Stored dataset items:
--------

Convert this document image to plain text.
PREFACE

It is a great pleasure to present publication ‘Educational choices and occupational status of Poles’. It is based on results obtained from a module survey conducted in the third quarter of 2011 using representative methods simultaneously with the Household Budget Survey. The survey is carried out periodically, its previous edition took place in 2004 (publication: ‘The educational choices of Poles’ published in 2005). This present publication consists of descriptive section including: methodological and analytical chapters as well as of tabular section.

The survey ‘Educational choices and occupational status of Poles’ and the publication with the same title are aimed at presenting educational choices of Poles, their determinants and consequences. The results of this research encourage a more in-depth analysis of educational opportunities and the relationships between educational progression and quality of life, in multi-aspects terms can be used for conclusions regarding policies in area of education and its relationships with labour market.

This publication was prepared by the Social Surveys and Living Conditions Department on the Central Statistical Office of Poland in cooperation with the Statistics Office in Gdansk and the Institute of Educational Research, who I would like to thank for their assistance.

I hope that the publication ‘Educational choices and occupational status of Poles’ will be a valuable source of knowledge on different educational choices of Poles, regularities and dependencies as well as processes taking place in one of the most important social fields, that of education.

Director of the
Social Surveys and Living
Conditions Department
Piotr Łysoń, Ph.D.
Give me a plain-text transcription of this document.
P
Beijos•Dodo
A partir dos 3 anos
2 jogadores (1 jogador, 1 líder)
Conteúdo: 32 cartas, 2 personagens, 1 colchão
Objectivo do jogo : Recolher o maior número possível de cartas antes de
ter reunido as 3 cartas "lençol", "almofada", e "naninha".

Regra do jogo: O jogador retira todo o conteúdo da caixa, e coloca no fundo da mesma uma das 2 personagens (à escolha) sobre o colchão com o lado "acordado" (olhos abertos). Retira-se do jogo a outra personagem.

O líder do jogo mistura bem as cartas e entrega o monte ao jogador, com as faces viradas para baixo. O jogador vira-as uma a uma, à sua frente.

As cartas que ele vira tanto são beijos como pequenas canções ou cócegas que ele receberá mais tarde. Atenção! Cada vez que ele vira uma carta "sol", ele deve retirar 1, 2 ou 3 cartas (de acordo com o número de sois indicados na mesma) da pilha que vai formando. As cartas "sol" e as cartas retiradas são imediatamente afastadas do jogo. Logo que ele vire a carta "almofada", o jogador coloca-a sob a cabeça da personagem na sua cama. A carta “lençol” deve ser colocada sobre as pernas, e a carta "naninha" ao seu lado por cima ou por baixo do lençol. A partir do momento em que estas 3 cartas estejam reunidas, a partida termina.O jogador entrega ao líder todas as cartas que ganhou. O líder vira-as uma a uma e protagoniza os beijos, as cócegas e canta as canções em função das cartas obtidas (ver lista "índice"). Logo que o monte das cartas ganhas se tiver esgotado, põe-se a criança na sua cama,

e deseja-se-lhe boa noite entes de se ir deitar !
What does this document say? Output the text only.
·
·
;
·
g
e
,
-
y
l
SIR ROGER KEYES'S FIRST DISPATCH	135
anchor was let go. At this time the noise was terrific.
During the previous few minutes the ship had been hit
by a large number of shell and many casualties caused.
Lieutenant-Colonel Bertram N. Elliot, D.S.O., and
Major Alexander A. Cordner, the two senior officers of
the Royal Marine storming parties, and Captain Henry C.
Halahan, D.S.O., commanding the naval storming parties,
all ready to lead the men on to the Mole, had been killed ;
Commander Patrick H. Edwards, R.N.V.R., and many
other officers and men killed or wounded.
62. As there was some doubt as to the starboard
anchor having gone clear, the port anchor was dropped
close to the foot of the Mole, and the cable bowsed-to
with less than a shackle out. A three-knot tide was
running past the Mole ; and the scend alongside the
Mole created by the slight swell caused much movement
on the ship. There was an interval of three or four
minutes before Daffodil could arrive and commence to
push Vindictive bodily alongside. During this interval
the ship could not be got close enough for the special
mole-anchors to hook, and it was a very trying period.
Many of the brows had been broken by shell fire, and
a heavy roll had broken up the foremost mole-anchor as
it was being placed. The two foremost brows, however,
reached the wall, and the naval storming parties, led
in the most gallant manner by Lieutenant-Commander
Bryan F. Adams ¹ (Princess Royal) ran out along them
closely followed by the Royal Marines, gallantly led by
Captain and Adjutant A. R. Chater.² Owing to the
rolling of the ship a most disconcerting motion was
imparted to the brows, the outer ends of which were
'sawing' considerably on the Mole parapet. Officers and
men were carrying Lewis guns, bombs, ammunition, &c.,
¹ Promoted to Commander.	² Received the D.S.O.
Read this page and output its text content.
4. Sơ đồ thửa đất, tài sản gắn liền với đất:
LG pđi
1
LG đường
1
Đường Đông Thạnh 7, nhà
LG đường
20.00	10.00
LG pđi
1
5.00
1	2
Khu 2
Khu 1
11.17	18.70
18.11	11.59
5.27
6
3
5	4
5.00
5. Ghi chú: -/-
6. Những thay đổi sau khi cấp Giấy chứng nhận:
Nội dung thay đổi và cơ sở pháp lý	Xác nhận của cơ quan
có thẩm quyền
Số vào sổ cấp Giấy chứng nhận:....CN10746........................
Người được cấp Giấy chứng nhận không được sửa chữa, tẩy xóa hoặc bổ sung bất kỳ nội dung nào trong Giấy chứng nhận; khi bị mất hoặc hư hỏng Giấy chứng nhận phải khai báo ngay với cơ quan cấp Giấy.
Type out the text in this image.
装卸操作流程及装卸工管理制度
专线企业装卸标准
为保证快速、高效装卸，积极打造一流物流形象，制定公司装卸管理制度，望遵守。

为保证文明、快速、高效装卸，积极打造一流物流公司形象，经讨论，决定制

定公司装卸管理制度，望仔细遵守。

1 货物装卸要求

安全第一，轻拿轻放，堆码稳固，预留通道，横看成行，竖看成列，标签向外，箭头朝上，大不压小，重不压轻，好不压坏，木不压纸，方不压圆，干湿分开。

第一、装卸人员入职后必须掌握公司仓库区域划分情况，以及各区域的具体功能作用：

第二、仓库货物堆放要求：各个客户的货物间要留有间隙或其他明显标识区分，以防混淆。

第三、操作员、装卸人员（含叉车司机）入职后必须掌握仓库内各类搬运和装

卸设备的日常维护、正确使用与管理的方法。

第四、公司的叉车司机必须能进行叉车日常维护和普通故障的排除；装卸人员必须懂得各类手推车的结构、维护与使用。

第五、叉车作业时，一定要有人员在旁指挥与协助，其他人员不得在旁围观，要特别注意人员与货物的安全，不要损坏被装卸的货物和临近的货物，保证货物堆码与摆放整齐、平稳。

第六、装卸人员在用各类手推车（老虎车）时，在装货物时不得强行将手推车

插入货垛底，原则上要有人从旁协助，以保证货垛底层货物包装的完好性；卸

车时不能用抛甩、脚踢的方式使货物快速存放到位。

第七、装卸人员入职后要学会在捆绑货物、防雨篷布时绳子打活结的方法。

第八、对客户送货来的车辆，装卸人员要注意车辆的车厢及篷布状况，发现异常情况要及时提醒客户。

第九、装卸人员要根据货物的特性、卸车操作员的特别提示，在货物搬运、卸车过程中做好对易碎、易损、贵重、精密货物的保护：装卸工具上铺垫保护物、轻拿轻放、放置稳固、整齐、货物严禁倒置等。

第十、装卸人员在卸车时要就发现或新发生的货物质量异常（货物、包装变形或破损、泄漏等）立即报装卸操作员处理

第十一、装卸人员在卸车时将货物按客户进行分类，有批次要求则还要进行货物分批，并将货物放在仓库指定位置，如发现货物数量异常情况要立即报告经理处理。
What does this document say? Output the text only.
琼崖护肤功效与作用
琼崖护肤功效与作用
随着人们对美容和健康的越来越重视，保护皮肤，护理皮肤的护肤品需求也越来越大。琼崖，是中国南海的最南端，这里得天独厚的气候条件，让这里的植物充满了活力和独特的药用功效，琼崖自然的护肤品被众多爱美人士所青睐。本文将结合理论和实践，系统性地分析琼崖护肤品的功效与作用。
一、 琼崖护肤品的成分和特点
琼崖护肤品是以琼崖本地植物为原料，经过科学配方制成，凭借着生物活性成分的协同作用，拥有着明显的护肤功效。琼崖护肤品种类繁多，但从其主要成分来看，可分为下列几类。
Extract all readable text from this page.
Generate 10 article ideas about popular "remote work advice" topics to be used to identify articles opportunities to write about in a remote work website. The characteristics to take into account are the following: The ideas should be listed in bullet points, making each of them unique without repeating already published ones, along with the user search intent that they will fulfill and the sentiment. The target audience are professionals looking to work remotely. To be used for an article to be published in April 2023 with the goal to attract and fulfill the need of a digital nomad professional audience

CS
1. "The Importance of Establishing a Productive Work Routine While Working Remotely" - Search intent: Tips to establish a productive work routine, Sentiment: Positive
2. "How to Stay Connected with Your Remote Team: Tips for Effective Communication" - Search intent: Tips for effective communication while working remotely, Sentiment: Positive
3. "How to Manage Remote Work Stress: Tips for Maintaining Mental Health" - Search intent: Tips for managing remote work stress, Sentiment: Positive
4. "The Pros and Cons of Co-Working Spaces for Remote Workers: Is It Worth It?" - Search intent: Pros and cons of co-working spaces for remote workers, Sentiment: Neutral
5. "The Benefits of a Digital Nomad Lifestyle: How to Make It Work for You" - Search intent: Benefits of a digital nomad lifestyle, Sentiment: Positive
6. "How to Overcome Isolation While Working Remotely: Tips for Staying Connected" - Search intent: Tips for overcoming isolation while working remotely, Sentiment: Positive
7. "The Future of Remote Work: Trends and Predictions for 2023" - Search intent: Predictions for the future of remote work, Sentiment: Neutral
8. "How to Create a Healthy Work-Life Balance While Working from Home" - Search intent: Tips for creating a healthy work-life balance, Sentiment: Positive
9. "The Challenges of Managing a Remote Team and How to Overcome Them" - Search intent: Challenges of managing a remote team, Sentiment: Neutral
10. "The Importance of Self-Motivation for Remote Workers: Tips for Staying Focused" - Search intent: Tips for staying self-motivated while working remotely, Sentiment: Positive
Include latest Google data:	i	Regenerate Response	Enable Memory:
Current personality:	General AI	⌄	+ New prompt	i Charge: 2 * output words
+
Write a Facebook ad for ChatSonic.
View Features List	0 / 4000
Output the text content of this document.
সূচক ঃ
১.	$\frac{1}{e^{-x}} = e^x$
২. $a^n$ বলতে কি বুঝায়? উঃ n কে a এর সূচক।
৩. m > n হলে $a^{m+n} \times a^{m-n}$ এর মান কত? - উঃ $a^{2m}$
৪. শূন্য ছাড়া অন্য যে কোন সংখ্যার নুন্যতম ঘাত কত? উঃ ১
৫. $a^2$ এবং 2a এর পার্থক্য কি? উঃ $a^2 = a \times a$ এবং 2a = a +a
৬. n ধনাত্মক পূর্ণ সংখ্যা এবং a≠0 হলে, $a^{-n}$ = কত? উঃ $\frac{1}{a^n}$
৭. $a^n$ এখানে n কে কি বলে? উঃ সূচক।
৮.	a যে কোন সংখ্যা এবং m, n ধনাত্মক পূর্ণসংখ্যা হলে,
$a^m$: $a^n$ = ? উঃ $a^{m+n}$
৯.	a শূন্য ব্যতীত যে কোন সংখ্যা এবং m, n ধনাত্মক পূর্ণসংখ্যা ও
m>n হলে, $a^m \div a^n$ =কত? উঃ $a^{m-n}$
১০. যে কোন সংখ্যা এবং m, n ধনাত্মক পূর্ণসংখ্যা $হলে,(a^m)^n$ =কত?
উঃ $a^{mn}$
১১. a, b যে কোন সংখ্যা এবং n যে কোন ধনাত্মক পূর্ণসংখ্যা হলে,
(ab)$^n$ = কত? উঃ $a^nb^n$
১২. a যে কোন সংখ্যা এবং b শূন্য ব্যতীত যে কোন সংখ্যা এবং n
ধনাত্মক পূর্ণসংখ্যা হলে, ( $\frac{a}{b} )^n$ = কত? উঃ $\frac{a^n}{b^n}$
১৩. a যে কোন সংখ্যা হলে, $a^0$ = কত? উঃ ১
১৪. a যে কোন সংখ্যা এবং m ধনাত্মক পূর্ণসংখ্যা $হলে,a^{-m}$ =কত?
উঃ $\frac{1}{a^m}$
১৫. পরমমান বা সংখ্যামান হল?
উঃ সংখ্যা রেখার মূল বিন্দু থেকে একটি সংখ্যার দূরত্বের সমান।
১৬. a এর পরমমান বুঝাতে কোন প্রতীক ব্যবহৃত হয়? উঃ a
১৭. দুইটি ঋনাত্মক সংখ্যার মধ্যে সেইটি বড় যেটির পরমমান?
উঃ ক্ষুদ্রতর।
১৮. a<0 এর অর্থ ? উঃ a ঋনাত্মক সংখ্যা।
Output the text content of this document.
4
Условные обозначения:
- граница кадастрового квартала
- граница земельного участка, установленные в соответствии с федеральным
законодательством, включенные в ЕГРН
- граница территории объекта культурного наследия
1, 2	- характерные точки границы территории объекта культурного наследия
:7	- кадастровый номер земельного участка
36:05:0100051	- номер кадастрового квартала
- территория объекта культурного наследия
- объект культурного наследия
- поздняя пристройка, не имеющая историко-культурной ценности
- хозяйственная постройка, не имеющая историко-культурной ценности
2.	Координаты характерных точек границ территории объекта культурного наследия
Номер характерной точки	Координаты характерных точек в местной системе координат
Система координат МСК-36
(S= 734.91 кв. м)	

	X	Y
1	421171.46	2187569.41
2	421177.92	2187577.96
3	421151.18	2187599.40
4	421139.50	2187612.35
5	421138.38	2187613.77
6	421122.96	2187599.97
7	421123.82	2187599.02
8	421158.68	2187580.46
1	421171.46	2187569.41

--------

Reproduce every line from the entries that holds the word "times".

৩. m > n হলে $a^{m+n} \times a^{m-n}$ এর মান কত? - উঃ $a^{2m}$
৫. $a^2$ এবং 2a এর পার্থক্য কি? উঃ $a^2 = a \times a$ এবং 2a = a +a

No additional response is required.